→ Written problem: Leave out the pictures and repeat the data exactly.

++++++

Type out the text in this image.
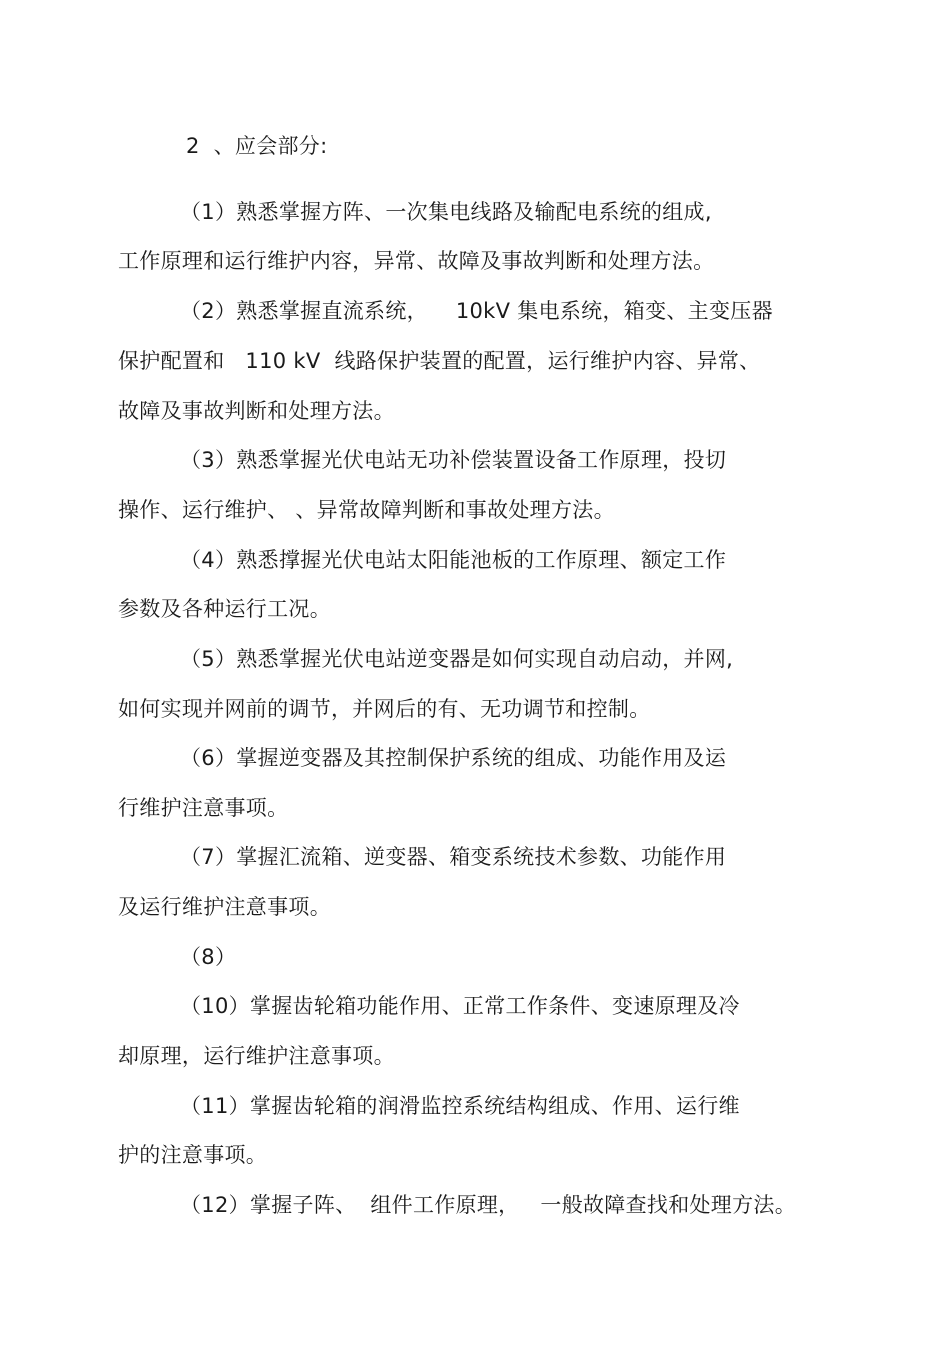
2  、应会部分:
（1）熟悉掌握方阵、一次集电线路及输配电系统的组成,
工作原理和运行维护内容，异常、故障及事故判断和处理方法。
（2）熟悉掌握直流系统，    10kV 集电系统，箱变、主变压器
保护配置和   110 kV  线路保护装置的配置，运行维护内容、异常、
故障及事故判断和处理方法。
（3）熟悉掌握光伏电站无功补偿装置设备工作原理，投切
操作、运行维护、 、异常故障判断和事故处理方法。
（4）熟悉撑握光伏电站太阳能池板的工作原理、额定工作
参数及各种运行工况。
（5）熟悉掌握光伏电站逆变器是如何实现自动启动，并网,
如何实现并网前的调节，并网后的有、无功调节和控制。
（6）掌握逆变器及其控制保护系统的组成、功能作用及运
行维护注意事项。
（7）掌握汇流箱、逆变器、箱变系统技术参数、功能作用
及运行维护注意事项。
（8）
（10）掌握齿轮箱功能作用、正常工作条件、变速原理及冷
却原理，运行维护注意事项。
（11）掌握齿轮箱的润滑监控系统结构组成、作用、运行维
护的注意事项。
（12）掌握子阵、  组件工作原理，   一般故障查找和处理方法。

++++++

→ Correct answer:
Type out the text in this image.
2  、应会部分:
（1）熟悉掌握方阵、一次集电线路及输配电系统的组成,
工作原理和运行维护内容，异常、故障及事故判断和处理方法。
（2）熟悉掌握直流系统，    10kV 集电系统，箱变、主变压器
保护配置和   110 kV  线路保护装置的配置，运行维护内容、异常、
故障及事故判断和处理方法。
（3）熟悉掌握光伏电站无功补偿装置设备工作原理，投切
操作、运行维护、 、异常故障判断和事故处理方法。
（4）熟悉撑握光伏电站太阳能池板的工作原理、额定工作
参数及各种运行工况。
（5）熟悉掌握光伏电站逆变器是如何实现自动启动，并网,
如何实现并网前的调节，并网后的有、无功调节和控制。
（6）掌握逆变器及其控制保护系统的组成、功能作用及运
行维护注意事项。
（7）掌握汇流箱、逆变器、箱变系统技术参数、功能作用
及运行维护注意事项。
（8）
（10）掌握齿轮箱功能作用、正常工作条件、变速原理及冷
却原理，运行维护注意事项。
（11）掌握齿轮箱的润滑监控系统结构组成、作用、运行维
护的注意事项。
（12）掌握子阵、  组件工作原理，   一般故障查找和处理方法。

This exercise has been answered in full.